Input records Start Marker

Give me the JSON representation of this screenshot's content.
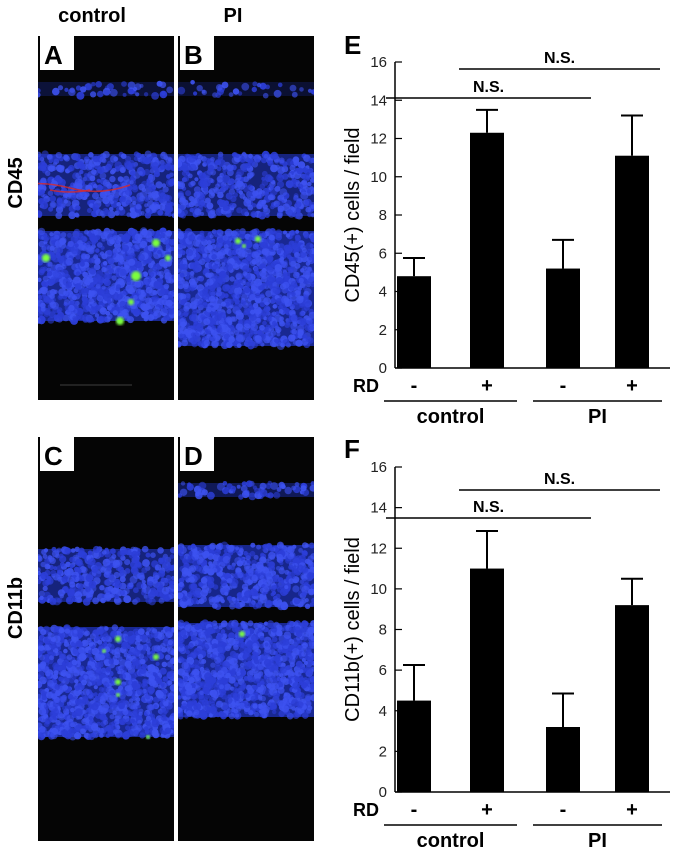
{
  "micrographs": {
    "column_headers": [
      "control",
      "PI"
    ],
    "row_labels": [
      "CD45",
      "CD11b"
    ],
    "panels": [
      {
        "letter": "A"
      },
      {
        "letter": "B"
      },
      {
        "letter": "C"
      },
      {
        "letter": "D"
      }
    ],
    "colors": {
      "nuclei": "#2c3ed8",
      "cells": "#7cff3c",
      "vessels": "#d92a2a",
      "background": "#050505"
    }
  },
  "chart_data": [
    {
      "type": "bar",
      "panel": "E",
      "ylabel": "CD45(+) cells / field",
      "ylim": [
        0,
        16
      ],
      "yticks": [
        0,
        2,
        4,
        6,
        8,
        10,
        12,
        14,
        16
      ],
      "row_label": "RD",
      "categories": [
        "-",
        "+",
        "-",
        "+"
      ],
      "groups": [
        "control",
        "PI"
      ],
      "values": [
        4.8,
        12.3,
        5.2,
        11.1
      ],
      "errors": [
        0.95,
        1.2,
        1.5,
        2.1
      ],
      "annotations": [
        {
          "text": "N.S.",
          "from": 0,
          "to": 2
        },
        {
          "text": "N.S.",
          "from": 1,
          "to": 3
        }
      ]
    },
    {
      "type": "bar",
      "panel": "F",
      "ylabel": "CD11b(+) cells / field",
      "ylim": [
        0,
        16
      ],
      "yticks": [
        0,
        2,
        4,
        6,
        8,
        10,
        12,
        14,
        16
      ],
      "row_label": "RD",
      "categories": [
        "-",
        "+",
        "-",
        "+"
      ],
      "groups": [
        "control",
        "PI"
      ],
      "values": [
        4.5,
        11.0,
        3.2,
        9.2
      ],
      "errors": [
        1.75,
        1.85,
        1.65,
        1.3
      ],
      "annotations": [
        {
          "text": "N.S.",
          "from": 0,
          "to": 2
        },
        {
          "text": "N.S.",
          "from": 1,
          "to": 3
        }
      ]
    }
  ]
}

Input records End Marker

## Directions for this task
With pictures excluded, output the listing above exactly as it stands.

## Exercise answer
Give me the JSON representation of this screenshot's content.
{
  "micrographs": {
    "column_headers": [
      "control",
      "PI"
    ],
    "row_labels": [
      "CD45",
      "CD11b"
    ],
    "panels": [
      {
        "letter": "A"
      },
      {
        "letter": "B"
      },
      {
        "letter": "C"
      },
      {
        "letter": "D"
      }
    ],
    "colors": {
      "nuclei": "#2c3ed8",
      "cells": "#7cff3c",
      "vessels": "#d92a2a",
      "background": "#050505"
    }
  },
  "chart_data": [
    {
      "type": "bar",
      "panel": "E",
      "ylabel": "CD45(+) cells / field",
      "ylim": [
        0,
        16
      ],
      "yticks": [
        0,
        2,
        4,
        6,
        8,
        10,
        12,
        14,
        16
      ],
      "row_label": "RD",
      "categories": [
        "-",
        "+",
        "-",
        "+"
      ],
      "groups": [
        "control",
        "PI"
      ],
      "values": [
        4.8,
        12.3,
        5.2,
        11.1
      ],
      "errors": [
        0.95,
        1.2,
        1.5,
        2.1
      ],
      "annotations": [
        {
          "text": "N.S.",
          "from": 0,
          "to": 2
        },
        {
          "text": "N.S.",
          "from": 1,
          "to": 3
        }
      ]
    },
    {
      "type": "bar",
      "panel": "F",
      "ylabel": "CD11b(+) cells / field",
      "ylim": [
        0,
        16
      ],
      "yticks": [
        0,
        2,
        4,
        6,
        8,
        10,
        12,
        14,
        16
      ],
      "row_label": "RD",
      "categories": [
        "-",
        "+",
        "-",
        "+"
      ],
      "groups": [
        "control",
        "PI"
      ],
      "values": [
        4.5,
        11.0,
        3.2,
        9.2
      ],
      "errors": [
        1.75,
        1.85,
        1.65,
        1.3
      ],
      "annotations": [
        {
          "text": "N.S.",
          "from": 0,
          "to": 2
        },
        {
          "text": "N.S.",
          "from": 1,
          "to": 3
        }
      ]
    }
  ]
}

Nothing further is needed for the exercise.